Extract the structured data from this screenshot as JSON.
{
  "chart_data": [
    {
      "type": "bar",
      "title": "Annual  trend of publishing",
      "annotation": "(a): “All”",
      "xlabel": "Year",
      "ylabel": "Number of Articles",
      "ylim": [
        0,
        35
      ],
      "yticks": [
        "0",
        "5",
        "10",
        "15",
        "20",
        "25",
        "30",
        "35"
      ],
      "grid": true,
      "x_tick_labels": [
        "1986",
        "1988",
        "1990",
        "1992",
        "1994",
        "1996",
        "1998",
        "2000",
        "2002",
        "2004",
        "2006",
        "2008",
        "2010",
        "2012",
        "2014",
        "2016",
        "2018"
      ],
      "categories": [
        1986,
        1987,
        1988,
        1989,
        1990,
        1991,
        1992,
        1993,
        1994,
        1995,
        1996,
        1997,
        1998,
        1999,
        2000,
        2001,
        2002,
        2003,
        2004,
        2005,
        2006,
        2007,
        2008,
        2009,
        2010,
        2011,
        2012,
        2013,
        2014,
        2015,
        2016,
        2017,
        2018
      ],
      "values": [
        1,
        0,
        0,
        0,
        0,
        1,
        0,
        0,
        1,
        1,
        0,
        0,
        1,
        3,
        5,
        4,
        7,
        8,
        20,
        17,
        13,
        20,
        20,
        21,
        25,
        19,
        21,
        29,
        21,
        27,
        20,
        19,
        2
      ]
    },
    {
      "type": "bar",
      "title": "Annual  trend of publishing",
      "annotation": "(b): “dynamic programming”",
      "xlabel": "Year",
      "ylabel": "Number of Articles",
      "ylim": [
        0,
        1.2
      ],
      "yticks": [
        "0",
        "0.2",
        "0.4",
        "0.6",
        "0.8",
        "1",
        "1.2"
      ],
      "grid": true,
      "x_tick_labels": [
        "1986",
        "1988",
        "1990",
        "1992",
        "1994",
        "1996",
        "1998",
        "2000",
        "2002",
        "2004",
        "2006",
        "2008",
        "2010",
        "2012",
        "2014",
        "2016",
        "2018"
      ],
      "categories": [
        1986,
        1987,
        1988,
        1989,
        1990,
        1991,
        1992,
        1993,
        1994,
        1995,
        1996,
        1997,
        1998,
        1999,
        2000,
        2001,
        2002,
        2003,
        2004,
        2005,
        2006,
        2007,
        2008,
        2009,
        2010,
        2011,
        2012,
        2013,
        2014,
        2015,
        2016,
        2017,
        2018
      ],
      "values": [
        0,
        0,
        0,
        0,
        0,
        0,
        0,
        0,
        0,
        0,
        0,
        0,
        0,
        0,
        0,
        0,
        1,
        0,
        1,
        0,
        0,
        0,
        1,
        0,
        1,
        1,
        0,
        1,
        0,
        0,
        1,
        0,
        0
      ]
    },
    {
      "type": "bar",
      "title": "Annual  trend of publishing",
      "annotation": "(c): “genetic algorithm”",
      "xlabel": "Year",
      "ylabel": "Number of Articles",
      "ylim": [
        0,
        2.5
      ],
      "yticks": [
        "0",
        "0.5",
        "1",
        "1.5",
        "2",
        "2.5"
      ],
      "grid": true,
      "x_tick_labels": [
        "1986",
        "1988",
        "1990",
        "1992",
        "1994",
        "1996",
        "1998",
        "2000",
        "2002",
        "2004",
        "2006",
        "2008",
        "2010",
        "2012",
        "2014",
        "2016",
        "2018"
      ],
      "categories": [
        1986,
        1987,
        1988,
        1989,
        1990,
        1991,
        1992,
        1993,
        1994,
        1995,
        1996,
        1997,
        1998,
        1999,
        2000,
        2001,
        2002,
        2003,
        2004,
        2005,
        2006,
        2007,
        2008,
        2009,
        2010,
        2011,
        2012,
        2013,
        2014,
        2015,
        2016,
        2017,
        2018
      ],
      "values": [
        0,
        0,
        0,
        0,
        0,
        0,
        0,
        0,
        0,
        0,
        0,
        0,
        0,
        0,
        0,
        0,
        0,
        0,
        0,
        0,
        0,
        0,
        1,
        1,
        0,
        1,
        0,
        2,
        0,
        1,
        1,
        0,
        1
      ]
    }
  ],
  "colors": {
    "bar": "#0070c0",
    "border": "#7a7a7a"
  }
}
------------------------
Direction: Provide all the records again, word for word.

Expected output:
Extract the structured data from this screenshot as JSON.
{
  "chart_data": [
    {
      "type": "bar",
      "title": "Annual  trend of publishing",
      "annotation": "(a): “All”",
      "xlabel": "Year",
      "ylabel": "Number of Articles",
      "ylim": [
        0,
        35
      ],
      "yticks": [
        "0",
        "5",
        "10",
        "15",
        "20",
        "25",
        "30",
        "35"
      ],
      "grid": true,
      "x_tick_labels": [
        "1986",
        "1988",
        "1990",
        "1992",
        "1994",
        "1996",
        "1998",
        "2000",
        "2002",
        "2004",
        "2006",
        "2008",
        "2010",
        "2012",
        "2014",
        "2016",
        "2018"
      ],
      "categories": [
        1986,
        1987,
        1988,
        1989,
        1990,
        1991,
        1992,
        1993,
        1994,
        1995,
        1996,
        1997,
        1998,
        1999,
        2000,
        2001,
        2002,
        2003,
        2004,
        2005,
        2006,
        2007,
        2008,
        2009,
        2010,
        2011,
        2012,
        2013,
        2014,
        2015,
        2016,
        2017,
        2018
      ],
      "values": [
        1,
        0,
        0,
        0,
        0,
        1,
        0,
        0,
        1,
        1,
        0,
        0,
        1,
        3,
        5,
        4,
        7,
        8,
        20,
        17,
        13,
        20,
        20,
        21,
        25,
        19,
        21,
        29,
        21,
        27,
        20,
        19,
        2
      ]
    },
    {
      "type": "bar",
      "title": "Annual  trend of publishing",
      "annotation": "(b): “dynamic programming”",
      "xlabel": "Year",
      "ylabel": "Number of Articles",
      "ylim": [
        0,
        1.2
      ],
      "yticks": [
        "0",
        "0.2",
        "0.4",
        "0.6",
        "0.8",
        "1",
        "1.2"
      ],
      "grid": true,
      "x_tick_labels": [
        "1986",
        "1988",
        "1990",
        "1992",
        "1994",
        "1996",
        "1998",
        "2000",
        "2002",
        "2004",
        "2006",
        "2008",
        "2010",
        "2012",
        "2014",
        "2016",
        "2018"
      ],
      "categories": [
        1986,
        1987,
        1988,
        1989,
        1990,
        1991,
        1992,
        1993,
        1994,
        1995,
        1996,
        1997,
        1998,
        1999,
        2000,
        2001,
        2002,
        2003,
        2004,
        2005,
        2006,
        2007,
        2008,
        2009,
        2010,
        2011,
        2012,
        2013,
        2014,
        2015,
        2016,
        2017,
        2018
      ],
      "values": [
        0,
        0,
        0,
        0,
        0,
        0,
        0,
        0,
        0,
        0,
        0,
        0,
        0,
        0,
        0,
        0,
        1,
        0,
        1,
        0,
        0,
        0,
        1,
        0,
        1,
        1,
        0,
        1,
        0,
        0,
        1,
        0,
        0
      ]
    },
    {
      "type": "bar",
      "title": "Annual  trend of publishing",
      "annotation": "(c): “genetic algorithm”",
      "xlabel": "Year",
      "ylabel": "Number of Articles",
      "ylim": [
        0,
        2.5
      ],
      "yticks": [
        "0",
        "0.5",
        "1",
        "1.5",
        "2",
        "2.5"
      ],
      "grid": true,
      "x_tick_labels": [
        "1986",
        "1988",
        "1990",
        "1992",
        "1994",
        "1996",
        "1998",
        "2000",
        "2002",
        "2004",
        "2006",
        "2008",
        "2010",
        "2012",
        "2014",
        "2016",
        "2018"
      ],
      "categories": [
        1986,
        1987,
        1988,
        1989,
        1990,
        1991,
        1992,
        1993,
        1994,
        1995,
        1996,
        1997,
        1998,
        1999,
        2000,
        2001,
        2002,
        2003,
        2004,
        2005,
        2006,
        2007,
        2008,
        2009,
        2010,
        2011,
        2012,
        2013,
        2014,
        2015,
        2016,
        2017,
        2018
      ],
      "values": [
        0,
        0,
        0,
        0,
        0,
        0,
        0,
        0,
        0,
        0,
        0,
        0,
        0,
        0,
        0,
        0,
        0,
        0,
        0,
        0,
        0,
        0,
        1,
        1,
        0,
        1,
        0,
        2,
        0,
        1,
        1,
        0,
        1
      ]
    }
  ],
  "colors": {
    "bar": "#0070c0",
    "border": "#7a7a7a"
  }
}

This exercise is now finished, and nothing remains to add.